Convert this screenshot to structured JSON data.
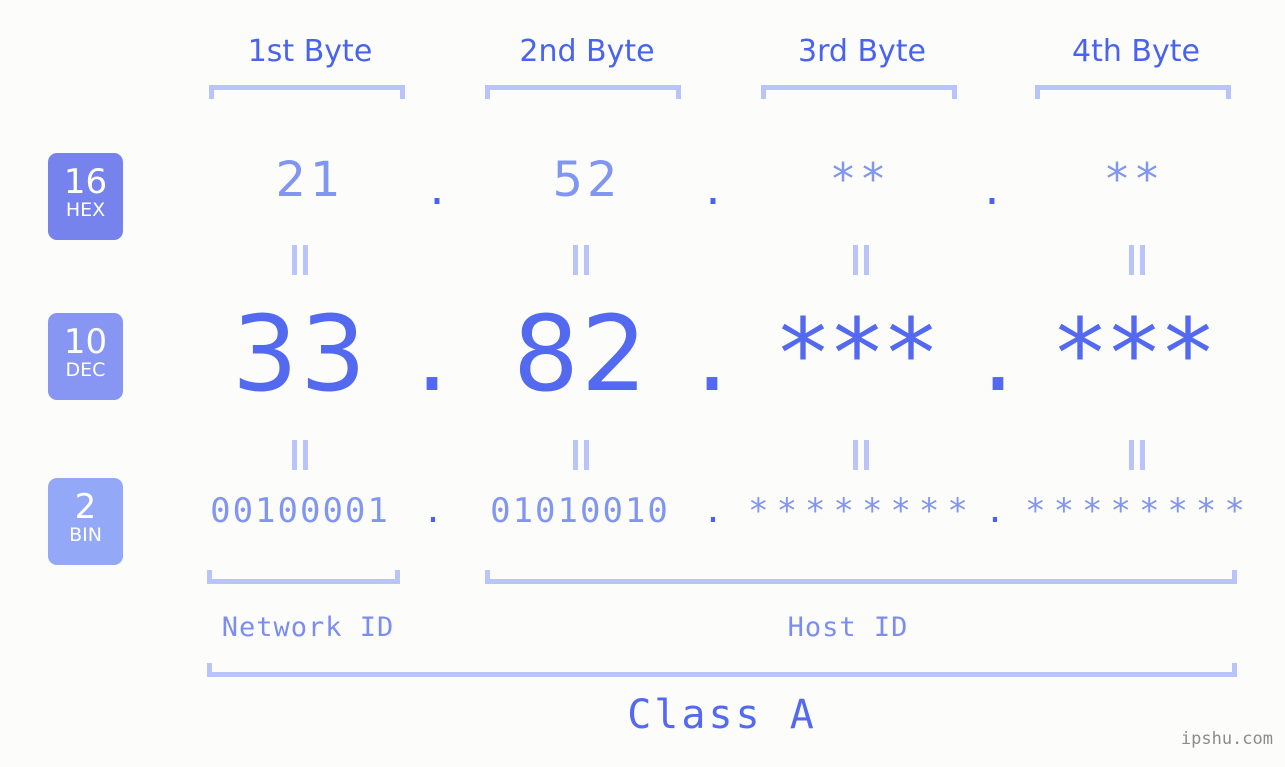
{
  "meta": {
    "background_color": "#fcfdfa",
    "accent_color": "#5269f0",
    "accent_light_color": "#8196f0",
    "bracket_color": "#b9c4fb",
    "watermark": "ipshu.com"
  },
  "byte_headers": [
    {
      "label": "1st Byte"
    },
    {
      "label": "2nd Byte"
    },
    {
      "label": "3rd Byte"
    },
    {
      "label": "4th Byte"
    }
  ],
  "bases": [
    {
      "id": "hex",
      "number": "16",
      "abbr": "HEX",
      "color": "#7683ec"
    },
    {
      "id": "dec",
      "number": "10",
      "abbr": "DEC",
      "color": "#8795f3"
    },
    {
      "id": "bin",
      "number": "2",
      "abbr": "BIN",
      "color": "#93a8f7"
    }
  ],
  "rows": {
    "hex": {
      "bytes": [
        "21",
        "52",
        "**",
        "**"
      ],
      "separators": [
        ".",
        ".",
        "."
      ]
    },
    "dec": {
      "bytes": [
        "33",
        "82",
        "***",
        "***"
      ],
      "separators": [
        ".",
        ".",
        "."
      ]
    },
    "bin": {
      "bytes": [
        "00100001",
        "01010010",
        "********",
        "********"
      ],
      "separators": [
        ".",
        ".",
        "."
      ]
    }
  },
  "equality_marks": {
    "symbol": "=",
    "count_per_row": 4
  },
  "sections": [
    {
      "label": "Network ID"
    },
    {
      "label": "Host ID"
    }
  ],
  "class": {
    "label": "Class A"
  }
}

THE REQUEST
Copy each line of the listing that holds the word "label".

ANSWER TO THE EXERCISE
      "label": "1st Byte"
      "label": "2nd Byte"
      "label": "3rd Byte"
      "label": "4th Byte"
      "label": "Network ID"
      "label": "Host ID"
    "label": "Class A"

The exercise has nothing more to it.